■ WORK TO BE COMPLETED
Review the material line by line. Identify and copy every line that contains the string "Skill".

■ PROVIDED INFORMATION
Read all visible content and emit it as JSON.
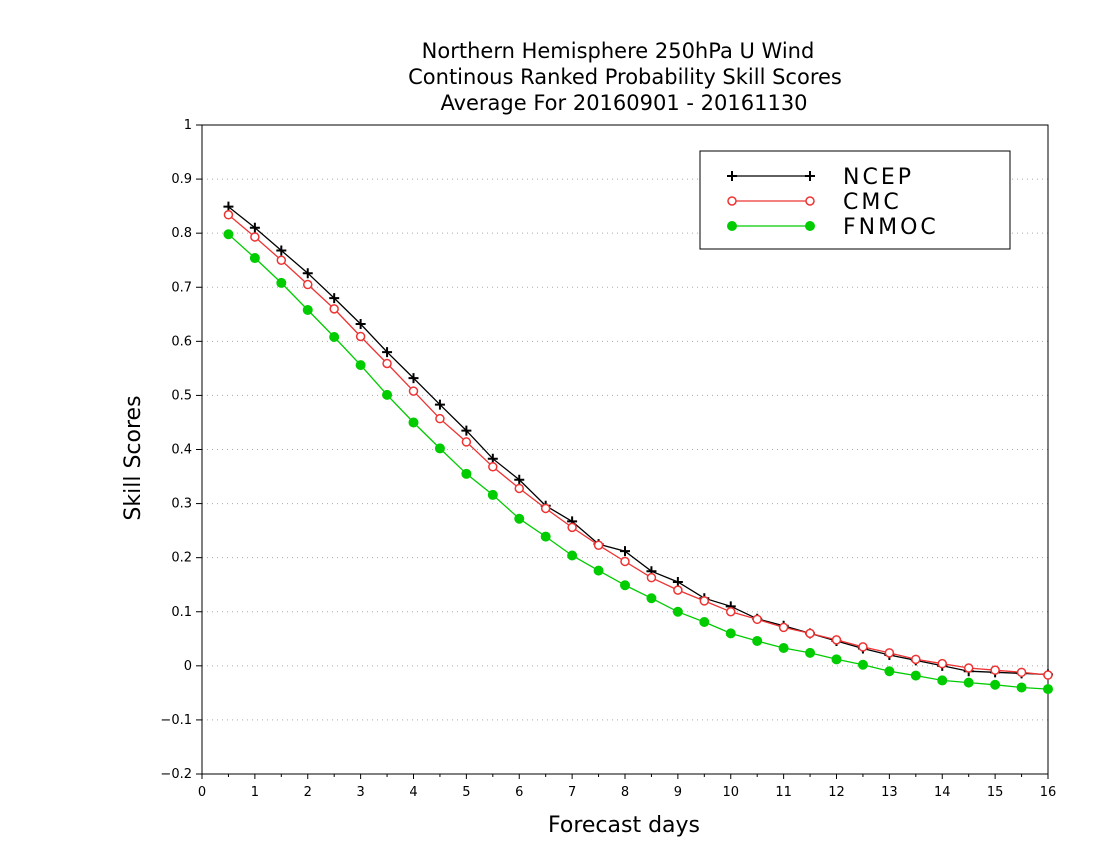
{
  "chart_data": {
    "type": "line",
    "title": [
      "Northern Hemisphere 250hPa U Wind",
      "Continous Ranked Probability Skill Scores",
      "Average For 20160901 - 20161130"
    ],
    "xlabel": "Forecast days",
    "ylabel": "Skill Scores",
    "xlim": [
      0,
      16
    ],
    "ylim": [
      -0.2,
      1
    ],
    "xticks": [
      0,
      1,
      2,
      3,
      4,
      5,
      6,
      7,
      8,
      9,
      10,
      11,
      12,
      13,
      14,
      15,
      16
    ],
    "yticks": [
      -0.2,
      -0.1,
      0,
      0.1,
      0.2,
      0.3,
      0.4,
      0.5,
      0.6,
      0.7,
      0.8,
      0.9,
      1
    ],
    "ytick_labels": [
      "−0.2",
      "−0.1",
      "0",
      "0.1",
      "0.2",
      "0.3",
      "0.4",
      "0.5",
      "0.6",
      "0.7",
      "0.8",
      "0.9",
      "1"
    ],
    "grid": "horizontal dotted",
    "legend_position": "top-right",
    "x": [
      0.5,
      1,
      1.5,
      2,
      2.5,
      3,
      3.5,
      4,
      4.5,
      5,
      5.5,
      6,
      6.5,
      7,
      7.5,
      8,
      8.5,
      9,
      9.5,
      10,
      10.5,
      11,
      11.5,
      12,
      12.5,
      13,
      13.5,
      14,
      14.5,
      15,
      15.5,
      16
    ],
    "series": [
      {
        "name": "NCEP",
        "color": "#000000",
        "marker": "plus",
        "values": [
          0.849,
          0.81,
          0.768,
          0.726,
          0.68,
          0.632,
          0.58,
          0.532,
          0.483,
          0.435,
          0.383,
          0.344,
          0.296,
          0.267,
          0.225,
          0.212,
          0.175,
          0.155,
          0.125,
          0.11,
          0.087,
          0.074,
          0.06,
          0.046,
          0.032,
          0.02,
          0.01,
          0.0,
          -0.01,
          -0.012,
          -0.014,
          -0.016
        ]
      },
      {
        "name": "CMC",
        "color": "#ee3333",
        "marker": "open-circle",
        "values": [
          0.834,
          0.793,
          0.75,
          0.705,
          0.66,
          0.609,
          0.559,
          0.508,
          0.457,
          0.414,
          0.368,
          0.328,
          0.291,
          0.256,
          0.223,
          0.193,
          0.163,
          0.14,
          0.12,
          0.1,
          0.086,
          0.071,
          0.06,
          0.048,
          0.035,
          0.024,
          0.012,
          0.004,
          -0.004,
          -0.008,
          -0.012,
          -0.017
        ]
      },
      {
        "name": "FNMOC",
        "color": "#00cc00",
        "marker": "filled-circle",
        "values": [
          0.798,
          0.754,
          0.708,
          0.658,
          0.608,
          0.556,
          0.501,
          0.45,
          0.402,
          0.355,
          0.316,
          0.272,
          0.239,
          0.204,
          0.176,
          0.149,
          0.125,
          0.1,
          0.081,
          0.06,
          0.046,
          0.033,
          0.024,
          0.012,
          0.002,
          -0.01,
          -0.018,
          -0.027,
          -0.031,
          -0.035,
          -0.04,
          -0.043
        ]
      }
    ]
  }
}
==
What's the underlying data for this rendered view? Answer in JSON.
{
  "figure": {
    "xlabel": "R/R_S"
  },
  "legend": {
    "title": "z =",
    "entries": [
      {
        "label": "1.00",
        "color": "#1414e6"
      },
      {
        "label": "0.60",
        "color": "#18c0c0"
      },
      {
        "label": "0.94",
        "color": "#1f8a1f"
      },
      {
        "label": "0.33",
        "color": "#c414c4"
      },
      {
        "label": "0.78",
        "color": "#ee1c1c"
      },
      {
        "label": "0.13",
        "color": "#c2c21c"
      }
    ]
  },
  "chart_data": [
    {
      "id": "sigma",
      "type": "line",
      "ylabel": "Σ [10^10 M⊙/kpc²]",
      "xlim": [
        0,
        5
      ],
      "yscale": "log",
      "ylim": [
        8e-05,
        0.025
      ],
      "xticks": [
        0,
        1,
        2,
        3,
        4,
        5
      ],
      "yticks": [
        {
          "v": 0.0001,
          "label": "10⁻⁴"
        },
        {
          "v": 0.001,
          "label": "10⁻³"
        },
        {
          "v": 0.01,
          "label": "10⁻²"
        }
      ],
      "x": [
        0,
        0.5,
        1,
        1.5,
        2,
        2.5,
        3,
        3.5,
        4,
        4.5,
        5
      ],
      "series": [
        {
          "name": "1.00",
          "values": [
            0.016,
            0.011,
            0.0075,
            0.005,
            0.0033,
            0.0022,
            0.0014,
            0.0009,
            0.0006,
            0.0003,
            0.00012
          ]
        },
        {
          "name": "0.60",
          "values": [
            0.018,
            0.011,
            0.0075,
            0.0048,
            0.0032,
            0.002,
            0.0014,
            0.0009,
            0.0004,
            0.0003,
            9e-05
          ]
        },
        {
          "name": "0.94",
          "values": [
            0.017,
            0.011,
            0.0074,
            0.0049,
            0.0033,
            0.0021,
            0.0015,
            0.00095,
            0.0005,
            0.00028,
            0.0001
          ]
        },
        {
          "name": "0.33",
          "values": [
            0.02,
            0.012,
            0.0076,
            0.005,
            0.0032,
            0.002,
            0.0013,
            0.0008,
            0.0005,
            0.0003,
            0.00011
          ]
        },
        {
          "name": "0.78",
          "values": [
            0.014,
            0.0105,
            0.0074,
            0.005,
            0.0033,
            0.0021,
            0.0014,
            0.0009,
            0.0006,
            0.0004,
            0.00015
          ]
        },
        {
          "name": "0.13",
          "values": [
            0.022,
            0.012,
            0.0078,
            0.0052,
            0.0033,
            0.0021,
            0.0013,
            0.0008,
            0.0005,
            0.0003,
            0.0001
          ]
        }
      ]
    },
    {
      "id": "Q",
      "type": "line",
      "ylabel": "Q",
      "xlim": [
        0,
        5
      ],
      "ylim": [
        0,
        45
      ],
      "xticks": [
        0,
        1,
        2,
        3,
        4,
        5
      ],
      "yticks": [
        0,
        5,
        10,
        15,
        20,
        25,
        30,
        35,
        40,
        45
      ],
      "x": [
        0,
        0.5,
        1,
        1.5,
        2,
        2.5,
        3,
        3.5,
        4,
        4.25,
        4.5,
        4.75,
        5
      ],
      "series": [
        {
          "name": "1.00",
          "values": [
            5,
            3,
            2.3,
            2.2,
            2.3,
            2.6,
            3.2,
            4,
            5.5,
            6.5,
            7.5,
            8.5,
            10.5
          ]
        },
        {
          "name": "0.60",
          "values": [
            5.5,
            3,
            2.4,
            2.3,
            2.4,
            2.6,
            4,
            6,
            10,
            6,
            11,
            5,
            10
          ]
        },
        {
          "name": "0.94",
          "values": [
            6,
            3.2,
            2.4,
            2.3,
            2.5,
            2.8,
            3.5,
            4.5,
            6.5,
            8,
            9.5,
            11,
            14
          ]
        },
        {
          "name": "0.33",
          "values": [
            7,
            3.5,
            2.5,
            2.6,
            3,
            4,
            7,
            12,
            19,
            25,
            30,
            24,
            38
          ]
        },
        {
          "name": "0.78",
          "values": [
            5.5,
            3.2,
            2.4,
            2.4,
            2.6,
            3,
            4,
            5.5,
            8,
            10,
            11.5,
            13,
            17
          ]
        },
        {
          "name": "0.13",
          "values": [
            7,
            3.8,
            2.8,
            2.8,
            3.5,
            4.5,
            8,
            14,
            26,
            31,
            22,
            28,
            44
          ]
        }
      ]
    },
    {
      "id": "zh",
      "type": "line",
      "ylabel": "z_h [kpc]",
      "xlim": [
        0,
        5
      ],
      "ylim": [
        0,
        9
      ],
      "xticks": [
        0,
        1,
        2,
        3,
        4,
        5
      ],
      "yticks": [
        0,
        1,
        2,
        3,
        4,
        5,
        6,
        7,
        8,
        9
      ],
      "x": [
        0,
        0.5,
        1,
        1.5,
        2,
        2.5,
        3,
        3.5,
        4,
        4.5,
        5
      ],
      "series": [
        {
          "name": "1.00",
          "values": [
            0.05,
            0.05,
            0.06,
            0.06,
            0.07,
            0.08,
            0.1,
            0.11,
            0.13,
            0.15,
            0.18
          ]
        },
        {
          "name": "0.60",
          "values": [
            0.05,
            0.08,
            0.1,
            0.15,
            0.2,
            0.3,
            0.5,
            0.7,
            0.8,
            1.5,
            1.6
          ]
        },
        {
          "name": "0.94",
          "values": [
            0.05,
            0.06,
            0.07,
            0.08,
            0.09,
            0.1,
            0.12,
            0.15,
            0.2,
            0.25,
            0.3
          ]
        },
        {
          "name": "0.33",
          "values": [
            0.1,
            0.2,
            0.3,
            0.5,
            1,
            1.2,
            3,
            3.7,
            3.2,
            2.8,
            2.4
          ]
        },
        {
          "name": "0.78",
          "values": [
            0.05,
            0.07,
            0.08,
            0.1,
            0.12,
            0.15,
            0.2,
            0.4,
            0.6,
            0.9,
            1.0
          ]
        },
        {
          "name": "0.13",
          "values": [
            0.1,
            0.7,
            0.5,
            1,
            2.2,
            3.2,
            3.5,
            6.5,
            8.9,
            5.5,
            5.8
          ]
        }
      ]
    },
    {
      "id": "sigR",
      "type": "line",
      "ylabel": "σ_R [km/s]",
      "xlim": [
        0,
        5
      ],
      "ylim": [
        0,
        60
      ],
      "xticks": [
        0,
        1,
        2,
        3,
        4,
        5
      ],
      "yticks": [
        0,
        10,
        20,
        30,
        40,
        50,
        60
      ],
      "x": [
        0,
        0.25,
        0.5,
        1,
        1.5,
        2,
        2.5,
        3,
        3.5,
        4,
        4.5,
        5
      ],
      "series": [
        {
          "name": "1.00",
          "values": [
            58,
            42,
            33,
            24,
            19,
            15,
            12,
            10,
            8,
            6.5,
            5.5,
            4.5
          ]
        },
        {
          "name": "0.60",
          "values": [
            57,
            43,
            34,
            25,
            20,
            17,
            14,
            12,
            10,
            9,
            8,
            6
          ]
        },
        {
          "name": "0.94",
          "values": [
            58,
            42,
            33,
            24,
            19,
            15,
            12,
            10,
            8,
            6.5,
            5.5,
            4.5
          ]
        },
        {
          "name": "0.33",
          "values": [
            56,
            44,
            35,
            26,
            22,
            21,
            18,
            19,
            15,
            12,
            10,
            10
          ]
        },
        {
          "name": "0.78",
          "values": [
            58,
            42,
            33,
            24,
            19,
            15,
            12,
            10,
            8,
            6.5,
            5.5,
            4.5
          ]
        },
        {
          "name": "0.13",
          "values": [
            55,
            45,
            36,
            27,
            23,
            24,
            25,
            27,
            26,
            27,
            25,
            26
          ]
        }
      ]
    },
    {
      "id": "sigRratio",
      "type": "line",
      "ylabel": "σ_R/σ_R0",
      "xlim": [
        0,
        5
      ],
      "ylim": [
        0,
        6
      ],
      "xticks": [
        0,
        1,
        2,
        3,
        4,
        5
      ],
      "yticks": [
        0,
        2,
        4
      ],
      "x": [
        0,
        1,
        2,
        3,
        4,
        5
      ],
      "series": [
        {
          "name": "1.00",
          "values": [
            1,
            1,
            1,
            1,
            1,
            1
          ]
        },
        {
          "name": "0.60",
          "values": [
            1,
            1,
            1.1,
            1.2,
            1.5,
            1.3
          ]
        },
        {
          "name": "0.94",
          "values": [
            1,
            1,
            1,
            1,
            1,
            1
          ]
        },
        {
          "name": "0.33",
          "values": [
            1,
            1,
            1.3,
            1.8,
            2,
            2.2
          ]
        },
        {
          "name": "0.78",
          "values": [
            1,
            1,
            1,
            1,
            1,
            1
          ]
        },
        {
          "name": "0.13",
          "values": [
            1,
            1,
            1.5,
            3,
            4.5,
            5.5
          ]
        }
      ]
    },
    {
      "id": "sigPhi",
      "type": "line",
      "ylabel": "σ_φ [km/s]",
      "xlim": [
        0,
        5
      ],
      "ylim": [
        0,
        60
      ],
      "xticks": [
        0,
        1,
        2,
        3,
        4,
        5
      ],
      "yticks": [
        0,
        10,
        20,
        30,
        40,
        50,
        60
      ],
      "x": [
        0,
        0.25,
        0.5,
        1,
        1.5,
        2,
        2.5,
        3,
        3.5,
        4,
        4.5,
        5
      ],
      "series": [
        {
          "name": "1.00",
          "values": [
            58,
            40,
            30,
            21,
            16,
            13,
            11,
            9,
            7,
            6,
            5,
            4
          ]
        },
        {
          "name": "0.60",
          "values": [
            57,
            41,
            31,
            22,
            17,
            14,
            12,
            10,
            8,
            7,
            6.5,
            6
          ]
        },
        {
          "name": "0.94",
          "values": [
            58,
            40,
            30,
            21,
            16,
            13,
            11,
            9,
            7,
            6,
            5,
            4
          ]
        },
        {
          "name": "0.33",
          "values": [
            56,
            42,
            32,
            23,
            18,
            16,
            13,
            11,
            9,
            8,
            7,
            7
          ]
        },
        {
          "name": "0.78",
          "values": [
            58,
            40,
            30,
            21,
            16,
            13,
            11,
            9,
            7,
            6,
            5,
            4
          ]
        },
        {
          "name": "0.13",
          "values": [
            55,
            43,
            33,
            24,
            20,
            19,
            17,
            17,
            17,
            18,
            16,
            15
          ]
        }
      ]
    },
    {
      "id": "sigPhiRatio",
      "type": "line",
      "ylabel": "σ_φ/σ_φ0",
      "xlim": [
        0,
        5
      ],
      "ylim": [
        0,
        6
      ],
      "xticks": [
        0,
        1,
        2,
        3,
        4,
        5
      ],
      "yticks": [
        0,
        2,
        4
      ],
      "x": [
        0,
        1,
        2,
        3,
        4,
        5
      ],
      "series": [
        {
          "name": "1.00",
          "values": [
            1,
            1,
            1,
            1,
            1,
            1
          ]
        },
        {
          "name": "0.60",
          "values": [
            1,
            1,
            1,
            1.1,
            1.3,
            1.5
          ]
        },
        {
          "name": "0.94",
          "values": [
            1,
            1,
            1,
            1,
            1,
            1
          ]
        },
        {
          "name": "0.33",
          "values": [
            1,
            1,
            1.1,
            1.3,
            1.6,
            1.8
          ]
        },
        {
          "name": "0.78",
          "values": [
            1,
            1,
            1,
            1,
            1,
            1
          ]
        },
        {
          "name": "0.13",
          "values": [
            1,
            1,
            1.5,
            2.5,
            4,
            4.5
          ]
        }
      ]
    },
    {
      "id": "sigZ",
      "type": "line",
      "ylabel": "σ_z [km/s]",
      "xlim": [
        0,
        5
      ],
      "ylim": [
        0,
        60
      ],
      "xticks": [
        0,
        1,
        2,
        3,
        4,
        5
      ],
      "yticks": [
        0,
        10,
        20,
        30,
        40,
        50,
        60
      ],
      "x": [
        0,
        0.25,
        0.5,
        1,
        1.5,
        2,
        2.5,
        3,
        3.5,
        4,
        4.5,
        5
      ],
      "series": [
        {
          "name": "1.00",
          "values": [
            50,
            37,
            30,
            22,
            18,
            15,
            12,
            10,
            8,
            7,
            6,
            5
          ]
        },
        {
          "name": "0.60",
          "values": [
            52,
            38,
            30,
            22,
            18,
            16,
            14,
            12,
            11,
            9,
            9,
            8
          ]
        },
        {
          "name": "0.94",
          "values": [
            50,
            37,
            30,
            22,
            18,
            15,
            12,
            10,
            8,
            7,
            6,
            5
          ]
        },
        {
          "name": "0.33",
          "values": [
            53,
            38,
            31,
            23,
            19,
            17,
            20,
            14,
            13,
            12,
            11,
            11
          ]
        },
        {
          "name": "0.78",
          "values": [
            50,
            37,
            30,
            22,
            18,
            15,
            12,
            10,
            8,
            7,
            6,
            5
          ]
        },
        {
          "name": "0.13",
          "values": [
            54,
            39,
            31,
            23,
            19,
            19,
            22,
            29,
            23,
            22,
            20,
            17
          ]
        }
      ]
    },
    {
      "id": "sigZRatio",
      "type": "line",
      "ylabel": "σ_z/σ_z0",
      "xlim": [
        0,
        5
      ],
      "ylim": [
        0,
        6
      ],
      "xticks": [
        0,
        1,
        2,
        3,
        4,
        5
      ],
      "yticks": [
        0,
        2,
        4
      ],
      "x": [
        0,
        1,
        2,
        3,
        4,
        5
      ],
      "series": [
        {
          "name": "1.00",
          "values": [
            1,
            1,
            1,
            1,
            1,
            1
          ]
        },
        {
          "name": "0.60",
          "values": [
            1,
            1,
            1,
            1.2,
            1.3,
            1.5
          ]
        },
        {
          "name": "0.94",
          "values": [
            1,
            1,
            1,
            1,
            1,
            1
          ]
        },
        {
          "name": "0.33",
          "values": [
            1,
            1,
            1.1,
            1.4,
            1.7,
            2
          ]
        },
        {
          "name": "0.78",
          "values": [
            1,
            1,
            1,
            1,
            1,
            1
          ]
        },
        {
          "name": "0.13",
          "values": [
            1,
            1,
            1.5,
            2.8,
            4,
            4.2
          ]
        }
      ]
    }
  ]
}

■ WRITTEN SOLUTION
      "Continous Ranked Probability Skill Scores",
    "ylabel": "Skill Scores",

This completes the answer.